[Records from a collection of figures]

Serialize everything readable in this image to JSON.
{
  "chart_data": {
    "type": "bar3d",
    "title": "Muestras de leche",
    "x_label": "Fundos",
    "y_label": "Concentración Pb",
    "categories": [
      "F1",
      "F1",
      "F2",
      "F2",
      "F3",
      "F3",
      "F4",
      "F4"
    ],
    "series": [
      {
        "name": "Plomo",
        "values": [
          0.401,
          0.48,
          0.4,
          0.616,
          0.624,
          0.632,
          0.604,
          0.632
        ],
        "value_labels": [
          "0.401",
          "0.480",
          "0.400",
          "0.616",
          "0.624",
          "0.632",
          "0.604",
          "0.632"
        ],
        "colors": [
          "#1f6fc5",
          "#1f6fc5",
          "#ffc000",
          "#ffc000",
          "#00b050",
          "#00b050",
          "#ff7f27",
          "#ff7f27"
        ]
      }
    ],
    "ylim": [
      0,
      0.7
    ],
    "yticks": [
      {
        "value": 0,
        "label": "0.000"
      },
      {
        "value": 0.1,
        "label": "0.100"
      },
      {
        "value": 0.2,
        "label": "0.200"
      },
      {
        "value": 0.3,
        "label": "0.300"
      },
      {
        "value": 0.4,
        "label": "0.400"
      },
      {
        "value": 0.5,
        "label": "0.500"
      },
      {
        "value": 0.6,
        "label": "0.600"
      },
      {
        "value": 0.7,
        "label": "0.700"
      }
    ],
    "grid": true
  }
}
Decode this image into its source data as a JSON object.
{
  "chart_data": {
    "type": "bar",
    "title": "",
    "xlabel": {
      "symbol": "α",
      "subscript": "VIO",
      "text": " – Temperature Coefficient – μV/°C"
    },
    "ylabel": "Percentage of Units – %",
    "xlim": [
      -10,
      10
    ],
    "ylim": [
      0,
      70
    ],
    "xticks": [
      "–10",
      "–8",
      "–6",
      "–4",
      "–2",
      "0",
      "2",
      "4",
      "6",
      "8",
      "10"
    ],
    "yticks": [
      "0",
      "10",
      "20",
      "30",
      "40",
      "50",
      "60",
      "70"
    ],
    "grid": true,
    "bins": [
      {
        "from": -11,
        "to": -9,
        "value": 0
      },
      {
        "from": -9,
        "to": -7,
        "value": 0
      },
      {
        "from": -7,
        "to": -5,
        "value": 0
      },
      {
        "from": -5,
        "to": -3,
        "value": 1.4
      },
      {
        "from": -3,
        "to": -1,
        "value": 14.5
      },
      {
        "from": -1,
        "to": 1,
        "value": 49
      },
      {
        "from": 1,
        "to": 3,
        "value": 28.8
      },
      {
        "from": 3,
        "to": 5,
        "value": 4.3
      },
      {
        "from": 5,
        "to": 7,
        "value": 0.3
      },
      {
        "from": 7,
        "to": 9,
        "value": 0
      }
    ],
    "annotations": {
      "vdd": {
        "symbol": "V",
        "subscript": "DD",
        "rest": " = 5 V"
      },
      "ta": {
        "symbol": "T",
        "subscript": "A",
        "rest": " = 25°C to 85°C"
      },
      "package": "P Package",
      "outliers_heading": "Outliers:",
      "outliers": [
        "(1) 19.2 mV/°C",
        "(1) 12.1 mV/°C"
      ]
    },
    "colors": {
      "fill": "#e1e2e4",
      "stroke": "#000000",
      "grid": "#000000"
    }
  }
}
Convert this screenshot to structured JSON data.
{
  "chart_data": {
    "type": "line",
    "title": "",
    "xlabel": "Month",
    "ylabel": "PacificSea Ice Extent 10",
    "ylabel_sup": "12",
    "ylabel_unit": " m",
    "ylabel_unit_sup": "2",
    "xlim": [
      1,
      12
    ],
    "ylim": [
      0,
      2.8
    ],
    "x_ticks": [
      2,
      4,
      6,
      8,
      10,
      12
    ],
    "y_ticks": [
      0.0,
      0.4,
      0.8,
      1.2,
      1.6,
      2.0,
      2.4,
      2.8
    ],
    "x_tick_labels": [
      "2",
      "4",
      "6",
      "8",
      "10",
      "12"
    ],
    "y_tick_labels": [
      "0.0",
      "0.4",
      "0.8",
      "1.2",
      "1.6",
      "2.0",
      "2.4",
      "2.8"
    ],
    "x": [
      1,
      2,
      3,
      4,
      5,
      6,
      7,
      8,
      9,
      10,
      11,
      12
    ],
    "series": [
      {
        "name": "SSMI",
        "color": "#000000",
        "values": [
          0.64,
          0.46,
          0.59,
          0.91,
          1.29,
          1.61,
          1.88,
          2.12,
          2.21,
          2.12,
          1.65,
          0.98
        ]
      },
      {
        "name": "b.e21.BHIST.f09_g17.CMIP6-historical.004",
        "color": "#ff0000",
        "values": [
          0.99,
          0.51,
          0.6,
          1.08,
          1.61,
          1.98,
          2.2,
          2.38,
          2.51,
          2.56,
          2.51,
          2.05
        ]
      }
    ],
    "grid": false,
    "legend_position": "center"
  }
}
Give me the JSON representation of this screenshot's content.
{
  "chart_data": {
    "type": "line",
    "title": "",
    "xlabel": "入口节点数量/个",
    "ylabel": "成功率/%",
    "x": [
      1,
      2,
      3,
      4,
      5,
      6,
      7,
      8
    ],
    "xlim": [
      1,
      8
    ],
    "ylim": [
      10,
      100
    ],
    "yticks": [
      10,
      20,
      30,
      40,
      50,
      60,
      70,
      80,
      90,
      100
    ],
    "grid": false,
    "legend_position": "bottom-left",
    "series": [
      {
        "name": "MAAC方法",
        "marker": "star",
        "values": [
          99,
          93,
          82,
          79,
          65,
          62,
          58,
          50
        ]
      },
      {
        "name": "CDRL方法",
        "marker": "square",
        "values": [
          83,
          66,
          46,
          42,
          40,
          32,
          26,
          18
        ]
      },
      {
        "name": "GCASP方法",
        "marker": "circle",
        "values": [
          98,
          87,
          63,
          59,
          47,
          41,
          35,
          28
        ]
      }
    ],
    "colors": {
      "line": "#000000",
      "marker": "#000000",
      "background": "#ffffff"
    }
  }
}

- Task: Write out the records above again, keeping each one identical to the original.

- Output:
Serialize everything readable in this image to JSON.
{
  "chart_data": {
    "type": "bar3d",
    "title": "Muestras de leche",
    "x_label": "Fundos",
    "y_label": "Concentración Pb",
    "categories": [
      "F1",
      "F1",
      "F2",
      "F2",
      "F3",
      "F3",
      "F4",
      "F4"
    ],
    "series": [
      {
        "name": "Plomo",
        "values": [
          0.401,
          0.48,
          0.4,
          0.616,
          0.624,
          0.632,
          0.604,
          0.632
        ],
        "value_labels": [
          "0.401",
          "0.480",
          "0.400",
          "0.616",
          "0.624",
          "0.632",
          "0.604",
          "0.632"
        ],
        "colors": [
          "#1f6fc5",
          "#1f6fc5",
          "#ffc000",
          "#ffc000",
          "#00b050",
          "#00b050",
          "#ff7f27",
          "#ff7f27"
        ]
      }
    ],
    "ylim": [
      0,
      0.7
    ],
    "yticks": [
      {
        "value": 0,
        "label": "0.000"
      },
      {
        "value": 0.1,
        "label": "0.100"
      },
      {
        "value": 0.2,
        "label": "0.200"
      },
      {
        "value": 0.3,
        "label": "0.300"
      },
      {
        "value": 0.4,
        "label": "0.400"
      },
      {
        "value": 0.5,
        "label": "0.500"
      },
      {
        "value": 0.6,
        "label": "0.600"
      },
      {
        "value": 0.7,
        "label": "0.700"
      }
    ],
    "grid": true
  }
}
Decode this image into its source data as a JSON object.
{
  "chart_data": {
    "type": "bar",
    "title": "",
    "xlabel": {
      "symbol": "α",
      "subscript": "VIO",
      "text": " – Temperature Coefficient – μV/°C"
    },
    "ylabel": "Percentage of Units – %",
    "xlim": [
      -10,
      10
    ],
    "ylim": [
      0,
      70
    ],
    "xticks": [
      "–10",
      "–8",
      "–6",
      "–4",
      "–2",
      "0",
      "2",
      "4",
      "6",
      "8",
      "10"
    ],
    "yticks": [
      "0",
      "10",
      "20",
      "30",
      "40",
      "50",
      "60",
      "70"
    ],
    "grid": true,
    "bins": [
      {
        "from": -11,
        "to": -9,
        "value": 0
      },
      {
        "from": -9,
        "to": -7,
        "value": 0
      },
      {
        "from": -7,
        "to": -5,
        "value": 0
      },
      {
        "from": -5,
        "to": -3,
        "value": 1.4
      },
      {
        "from": -3,
        "to": -1,
        "value": 14.5
      },
      {
        "from": -1,
        "to": 1,
        "value": 49
      },
      {
        "from": 1,
        "to": 3,
        "value": 28.8
      },
      {
        "from": 3,
        "to": 5,
        "value": 4.3
      },
      {
        "from": 5,
        "to": 7,
        "value": 0.3
      },
      {
        "from": 7,
        "to": 9,
        "value": 0
      }
    ],
    "annotations": {
      "vdd": {
        "symbol": "V",
        "subscript": "DD",
        "rest": " = 5 V"
      },
      "ta": {
        "symbol": "T",
        "subscript": "A",
        "rest": " = 25°C to 85°C"
      },
      "package": "P Package",
      "outliers_heading": "Outliers:",
      "outliers": [
        "(1) 19.2 mV/°C",
        "(1) 12.1 mV/°C"
      ]
    },
    "colors": {
      "fill": "#e1e2e4",
      "stroke": "#000000",
      "grid": "#000000"
    }
  }
}
Convert this screenshot to structured JSON data.
{
  "chart_data": {
    "type": "line",
    "title": "",
    "xlabel": "Month",
    "ylabel": "PacificSea Ice Extent 10",
    "ylabel_sup": "12",
    "ylabel_unit": " m",
    "ylabel_unit_sup": "2",
    "xlim": [
      1,
      12
    ],
    "ylim": [
      0,
      2.8
    ],
    "x_ticks": [
      2,
      4,
      6,
      8,
      10,
      12
    ],
    "y_ticks": [
      0.0,
      0.4,
      0.8,
      1.2,
      1.6,
      2.0,
      2.4,
      2.8
    ],
    "x_tick_labels": [
      "2",
      "4",
      "6",
      "8",
      "10",
      "12"
    ],
    "y_tick_labels": [
      "0.0",
      "0.4",
      "0.8",
      "1.2",
      "1.6",
      "2.0",
      "2.4",
      "2.8"
    ],
    "x": [
      1,
      2,
      3,
      4,
      5,
      6,
      7,
      8,
      9,
      10,
      11,
      12
    ],
    "series": [
      {
        "name": "SSMI",
        "color": "#000000",
        "values": [
          0.64,
          0.46,
          0.59,
          0.91,
          1.29,
          1.61,
          1.88,
          2.12,
          2.21,
          2.12,
          1.65,
          0.98
        ]
      },
      {
        "name": "b.e21.BHIST.f09_g17.CMIP6-historical.004",
        "color": "#ff0000",
        "values": [
          0.99,
          0.51,
          0.6,
          1.08,
          1.61,
          1.98,
          2.2,
          2.38,
          2.51,
          2.56,
          2.51,
          2.05
        ]
      }
    ],
    "grid": false,
    "legend_position": "center"
  }
}
Give me the JSON representation of this screenshot's content.
{
  "chart_data": {
    "type": "line",
    "title": "",
    "xlabel": "入口节点数量/个",
    "ylabel": "成功率/%",
    "x": [
      1,
      2,
      3,
      4,
      5,
      6,
      7,
      8
    ],
    "xlim": [
      1,
      8
    ],
    "ylim": [
      10,
      100
    ],
    "yticks": [
      10,
      20,
      30,
      40,
      50,
      60,
      70,
      80,
      90,
      100
    ],
    "grid": false,
    "legend_position": "bottom-left",
    "series": [
      {
        "name": "MAAC方法",
        "marker": "star",
        "values": [
          99,
          93,
          82,
          79,
          65,
          62,
          58,
          50
        ]
      },
      {
        "name": "CDRL方法",
        "marker": "square",
        "values": [
          83,
          66,
          46,
          42,
          40,
          32,
          26,
          18
        ]
      },
      {
        "name": "GCASP方法",
        "marker": "circle",
        "values": [
          98,
          87,
          63,
          59,
          47,
          41,
          35,
          28
        ]
      }
    ],
    "colors": {
      "line": "#000000",
      "marker": "#000000",
      "background": "#ffffff"
    }
  }
}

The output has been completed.